■ Requirement
Using the data below, repeat all of it precisely.

Dataset items:
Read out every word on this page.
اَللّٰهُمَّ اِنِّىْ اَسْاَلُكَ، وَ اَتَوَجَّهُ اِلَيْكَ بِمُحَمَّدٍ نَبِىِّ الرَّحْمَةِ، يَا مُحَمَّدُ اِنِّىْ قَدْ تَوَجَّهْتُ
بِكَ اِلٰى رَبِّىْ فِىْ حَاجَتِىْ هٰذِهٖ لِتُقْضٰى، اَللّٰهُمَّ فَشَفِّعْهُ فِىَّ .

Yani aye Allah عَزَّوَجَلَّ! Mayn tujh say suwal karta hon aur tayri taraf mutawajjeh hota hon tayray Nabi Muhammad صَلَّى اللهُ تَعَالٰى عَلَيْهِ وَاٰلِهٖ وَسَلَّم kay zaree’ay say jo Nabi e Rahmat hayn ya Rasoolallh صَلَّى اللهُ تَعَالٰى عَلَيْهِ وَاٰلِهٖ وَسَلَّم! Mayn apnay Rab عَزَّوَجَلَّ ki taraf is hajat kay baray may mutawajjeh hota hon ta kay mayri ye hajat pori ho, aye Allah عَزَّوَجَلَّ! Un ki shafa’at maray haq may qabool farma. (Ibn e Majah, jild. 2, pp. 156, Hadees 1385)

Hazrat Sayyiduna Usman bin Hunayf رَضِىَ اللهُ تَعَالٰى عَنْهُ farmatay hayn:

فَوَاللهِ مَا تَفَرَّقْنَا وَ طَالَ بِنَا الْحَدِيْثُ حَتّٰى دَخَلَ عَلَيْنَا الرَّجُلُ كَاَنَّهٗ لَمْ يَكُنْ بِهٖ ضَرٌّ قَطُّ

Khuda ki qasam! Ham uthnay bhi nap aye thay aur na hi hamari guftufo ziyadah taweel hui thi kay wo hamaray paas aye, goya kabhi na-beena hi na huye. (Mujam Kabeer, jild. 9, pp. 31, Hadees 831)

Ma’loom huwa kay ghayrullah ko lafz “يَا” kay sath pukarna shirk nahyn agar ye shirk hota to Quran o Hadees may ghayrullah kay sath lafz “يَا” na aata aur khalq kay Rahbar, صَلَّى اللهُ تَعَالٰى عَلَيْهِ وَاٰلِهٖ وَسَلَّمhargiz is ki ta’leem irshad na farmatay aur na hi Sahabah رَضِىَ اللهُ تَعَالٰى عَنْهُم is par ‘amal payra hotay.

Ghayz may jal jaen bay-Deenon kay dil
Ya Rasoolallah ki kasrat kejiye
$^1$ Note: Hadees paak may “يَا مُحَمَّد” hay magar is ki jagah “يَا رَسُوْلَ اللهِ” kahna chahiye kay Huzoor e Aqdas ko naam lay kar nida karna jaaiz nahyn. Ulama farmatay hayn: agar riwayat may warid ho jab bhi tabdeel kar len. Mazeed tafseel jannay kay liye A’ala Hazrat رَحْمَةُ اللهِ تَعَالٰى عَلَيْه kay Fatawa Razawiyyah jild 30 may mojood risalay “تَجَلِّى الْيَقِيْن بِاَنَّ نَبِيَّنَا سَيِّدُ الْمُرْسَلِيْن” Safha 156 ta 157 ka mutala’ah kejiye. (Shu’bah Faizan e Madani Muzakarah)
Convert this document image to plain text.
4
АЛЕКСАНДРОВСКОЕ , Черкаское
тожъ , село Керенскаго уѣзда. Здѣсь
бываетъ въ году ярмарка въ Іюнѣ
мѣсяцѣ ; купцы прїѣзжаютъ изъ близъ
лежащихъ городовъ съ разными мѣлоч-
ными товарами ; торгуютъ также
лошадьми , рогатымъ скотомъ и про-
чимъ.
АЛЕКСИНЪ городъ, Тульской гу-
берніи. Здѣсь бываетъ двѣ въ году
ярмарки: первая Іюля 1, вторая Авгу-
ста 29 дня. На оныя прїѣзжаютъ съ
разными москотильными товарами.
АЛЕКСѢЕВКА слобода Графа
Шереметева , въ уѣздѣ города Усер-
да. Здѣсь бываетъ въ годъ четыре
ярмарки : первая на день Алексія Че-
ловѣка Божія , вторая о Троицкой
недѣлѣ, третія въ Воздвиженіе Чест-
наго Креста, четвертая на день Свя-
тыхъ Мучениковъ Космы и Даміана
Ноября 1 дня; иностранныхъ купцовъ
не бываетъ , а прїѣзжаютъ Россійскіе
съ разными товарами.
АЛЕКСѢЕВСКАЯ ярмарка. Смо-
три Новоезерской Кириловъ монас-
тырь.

■ Exercise answer
Read out every word on this page.
اَللّٰهُمَّ اِنِّىْ اَسْاَلُكَ، وَ اَتَوَجَّهُ اِلَيْكَ بِمُحَمَّدٍ نَبِىِّ الرَّحْمَةِ، يَا مُحَمَّدُ اِنِّىْ قَدْ تَوَجَّهْتُ
بِكَ اِلٰى رَبِّىْ فِىْ حَاجَتِىْ هٰذِهٖ لِتُقْضٰى، اَللّٰهُمَّ فَشَفِّعْهُ فِىَّ .

Yani aye Allah عَزَّوَجَلَّ! Mayn tujh say suwal karta hon aur tayri taraf mutawajjeh hota hon tayray Nabi Muhammad صَلَّى اللهُ تَعَالٰى عَلَيْهِ وَاٰلِهٖ وَسَلَّم kay zaree’ay say jo Nabi e Rahmat hayn ya Rasoolallh صَلَّى اللهُ تَعَالٰى عَلَيْهِ وَاٰلِهٖ وَسَلَّم! Mayn apnay Rab عَزَّوَجَلَّ ki taraf is hajat kay baray may mutawajjeh hota hon ta kay mayri ye hajat pori ho, aye Allah عَزَّوَجَلَّ! Un ki shafa’at maray haq may qabool farma. (Ibn e Majah, jild. 2, pp. 156, Hadees 1385)

Hazrat Sayyiduna Usman bin Hunayf رَضِىَ اللهُ تَعَالٰى عَنْهُ farmatay hayn:

فَوَاللهِ مَا تَفَرَّقْنَا وَ طَالَ بِنَا الْحَدِيْثُ حَتّٰى دَخَلَ عَلَيْنَا الرَّجُلُ كَاَنَّهٗ لَمْ يَكُنْ بِهٖ ضَرٌّ قَطُّ

Khuda ki qasam! Ham uthnay bhi nap aye thay aur na hi hamari guftufo ziyadah taweel hui thi kay wo hamaray paas aye, goya kabhi na-beena hi na huye. (Mujam Kabeer, jild. 9, pp. 31, Hadees 831)

Ma’loom huwa kay ghayrullah ko lafz “يَا” kay sath pukarna shirk nahyn agar ye shirk hota to Quran o Hadees may ghayrullah kay sath lafz “يَا” na aata aur khalq kay Rahbar, صَلَّى اللهُ تَعَالٰى عَلَيْهِ وَاٰلِهٖ وَسَلَّمhargiz is ki ta’leem irshad na farmatay aur na hi Sahabah رَضِىَ اللهُ تَعَالٰى عَنْهُم is par ‘amal payra hotay.

Ghayz may jal jaen bay-Deenon kay dil
Ya Rasoolallah ki kasrat kejiye
$^1$ Note: Hadees paak may “يَا مُحَمَّد” hay magar is ki jagah “يَا رَسُوْلَ اللهِ” kahna chahiye kay Huzoor e Aqdas ko naam lay kar nida karna jaaiz nahyn. Ulama farmatay hayn: agar riwayat may warid ho jab bhi tabdeel kar len. Mazeed tafseel jannay kay liye A’ala Hazrat رَحْمَةُ اللهِ تَعَالٰى عَلَيْه kay Fatawa Razawiyyah jild 30 may mojood risalay “تَجَلِّى الْيَقِيْن بِاَنَّ نَبِيَّنَا سَيِّدُ الْمُرْسَلِيْن” Safha 156 ta 157 ka mutala’ah kejiye. (Shu’bah Faizan e Madani Muzakarah)
Convert this document image to plain text.
4
АЛЕКСАНДРОВСКОЕ , Черкаское
тожъ , село Керенскаго уѣзда. Здѣсь
бываетъ въ году ярмарка въ Іюнѣ
мѣсяцѣ ; купцы прїѣзжаютъ изъ близъ
лежащихъ городовъ съ разными мѣлоч-
ными товарами ; торгуютъ также
лошадьми , рогатымъ скотомъ и про-
чимъ.
АЛЕКСИНЪ городъ, Тульской гу-
берніи. Здѣсь бываетъ двѣ въ году
ярмарки: первая Іюля 1, вторая Авгу-
ста 29 дня. На оныя прїѣзжаютъ съ
разными москотильными товарами.
АЛЕКСѢЕВКА слобода Графа
Шереметева , въ уѣздѣ города Усер-
да. Здѣсь бываетъ въ годъ четыре
ярмарки : первая на день Алексія Че-
ловѣка Божія , вторая о Троицкой
недѣлѣ, третія въ Воздвиженіе Чест-
наго Креста, четвертая на день Свя-
тыхъ Мучениковъ Космы и Даміана
Ноября 1 дня; иностранныхъ купцовъ
не бываетъ , а прїѣзжаютъ Россійскіе
съ разными товарами.
АЛЕКСѢЕВСКАЯ ярмарка. Смо-
три Новоезерской Кириловъ монас-
тырь.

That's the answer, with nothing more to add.